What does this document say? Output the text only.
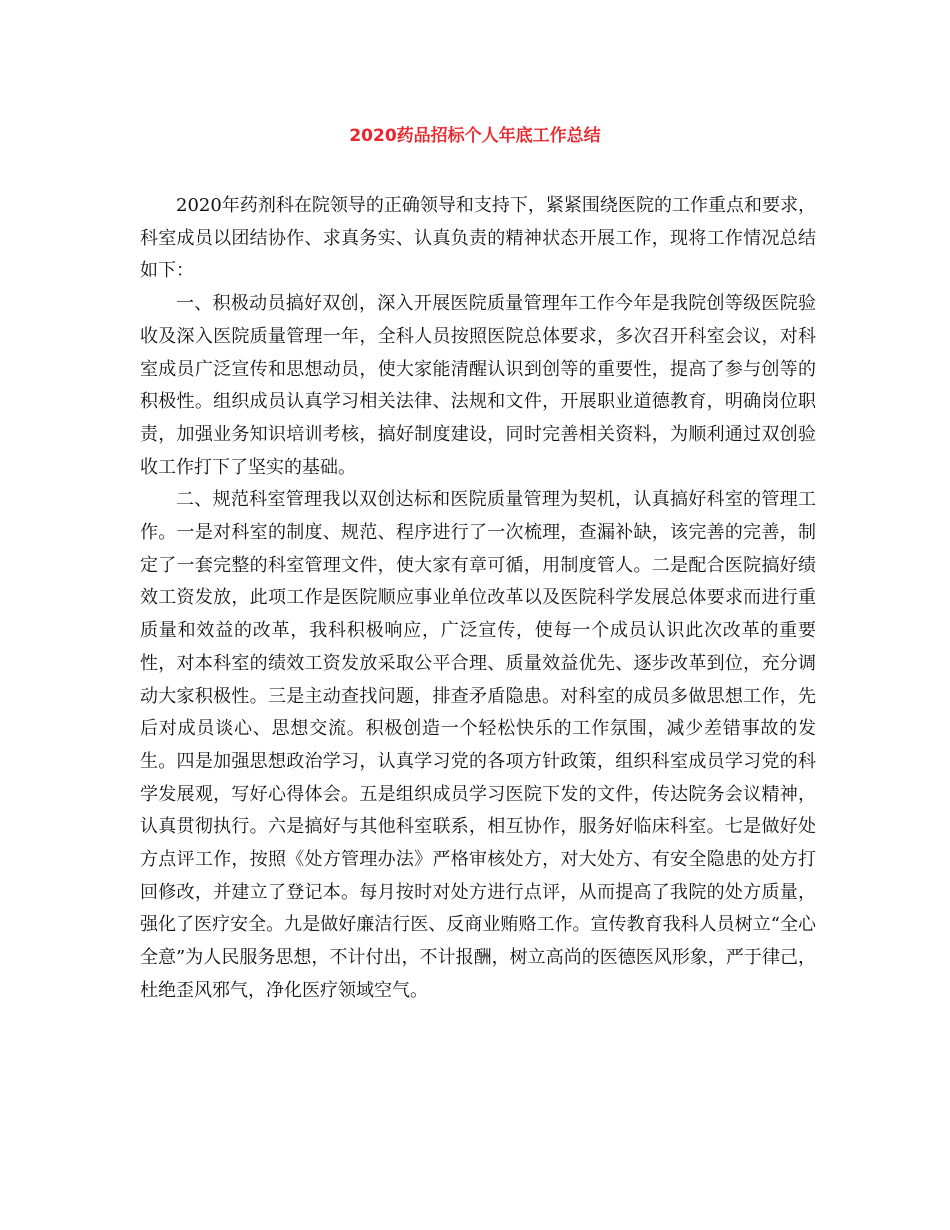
2020药品招标个人年底工作总结

2020年药剂科在院领导的正确领导和支持下，紧紧围绕医院的工作重点和要求，科室成员以团结协作、求真务实、认真负责的精神状态开展工作，现将工作情况总结如下：

一、积极动员搞好双创，深入开展医院质量管理年工作今年是我院创等级医院验收及深入医院质量管理一年，全科人员按照医院总体要求，多次召开科室会议，对科室成员广泛宣传和思想动员，使大家能清醒认识到创等的重要性，提高了参与创等的积极性。组织成员认真学习相关法律、法规和文件，开展职业道德教育，明确岗位职责，加强业务知识培训考核，搞好制度建设，同时完善相关资料，为顺利通过双创验收工作打下了坚实的基础。

二、规范科室管理我以双创达标和医院质量管理为契机，认真搞好科室的管理工作。一是对科室的制度、规范、程序进行了一次梳理，查漏补缺，该完善的完善，制定了一套完整的科室管理文件，使大家有章可循，用制度管人。二是配合医院搞好绩效工资发放，此项工作是医院顺应事业单位改革以及医院科学发展总体要求而进行重质量和效益的改革，我科积极响应，广泛宣传，使每一个成员认识此次改革的重要性，对本科室的绩效工资发放采取公平合理、质量效益优先、逐步改革到位，充分调动大家积极性。三是主动查找问题，排查矛盾隐患。对科室的成员多做思想工作，先后对成员谈心、思想交流。积极创造一个轻松快乐的工作氛围，减少差错事故的发生。四是加强思想政治学习，认真学习党的各项方针政策，组织科室成员学习党的科学发展观，写好心得体会。五是组织成员学习医院下发的文件，传达院务会议精神，认真贯彻执行。六是搞好与其他科室联系，相互协作，服务好临床科室。七是做好处方点评工作，按照《处方管理办法》严格审核处方，对大处方、有安全隐患的处方打回修改，并建立了登记本。每月按时对处方进行点评，从而提高了我院的处方质量，强化了医疗安全。九是做好廉洁行医、反商业贿赂工作。宣传教育我科人员树立“全心全意”为人民服务思想，不计付出，不计报酬，树立高尚的医德医风形象，严于律己，杜绝歪风邪气，净化医疗领域空气。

_ _ _ _ _

Every line should be retyped exactly, with the pictures omitted.

What does this document say? Output the text only.
2020药品招标个人年底工作总结

2020年药剂科在院领导的正确领导和支持下，紧紧围绕医院的工作重点和要求，科室成员以团结协作、求真务实、认真负责的精神状态开展工作，现将工作情况总结如下：

一、积极动员搞好双创，深入开展医院质量管理年工作今年是我院创等级医院验收及深入医院质量管理一年，全科人员按照医院总体要求，多次召开科室会议，对科室成员广泛宣传和思想动员，使大家能清醒认识到创等的重要性，提高了参与创等的积极性。组织成员认真学习相关法律、法规和文件，开展职业道德教育，明确岗位职责，加强业务知识培训考核，搞好制度建设，同时完善相关资料，为顺利通过双创验收工作打下了坚实的基础。

二、规范科室管理我以双创达标和医院质量管理为契机，认真搞好科室的管理工作。一是对科室的制度、规范、程序进行了一次梳理，查漏补缺，该完善的完善，制定了一套完整的科室管理文件，使大家有章可循，用制度管人。二是配合医院搞好绩效工资发放，此项工作是医院顺应事业单位改革以及医院科学发展总体要求而进行重质量和效益的改革，我科积极响应，广泛宣传，使每一个成员认识此次改革的重要性，对本科室的绩效工资发放采取公平合理、质量效益优先、逐步改革到位，充分调动大家积极性。三是主动查找问题，排查矛盾隐患。对科室的成员多做思想工作，先后对成员谈心、思想交流。积极创造一个轻松快乐的工作氛围，减少差错事故的发生。四是加强思想政治学习，认真学习党的各项方针政策，组织科室成员学习党的科学发展观，写好心得体会。五是组织成员学习医院下发的文件，传达院务会议精神，认真贯彻执行。六是搞好与其他科室联系，相互协作，服务好临床科室。七是做好处方点评工作，按照《处方管理办法》严格审核处方，对大处方、有安全隐患的处方打回修改，并建立了登记本。每月按时对处方进行点评，从而提高了我院的处方质量，强化了医疗安全。九是做好廉洁行医、反商业贿赂工作。宣传教育我科人员树立“全心全意”为人民服务思想，不计付出，不计报酬，树立高尚的医德医风形象，严于律己，杜绝歪风邪气，净化医疗领域空气。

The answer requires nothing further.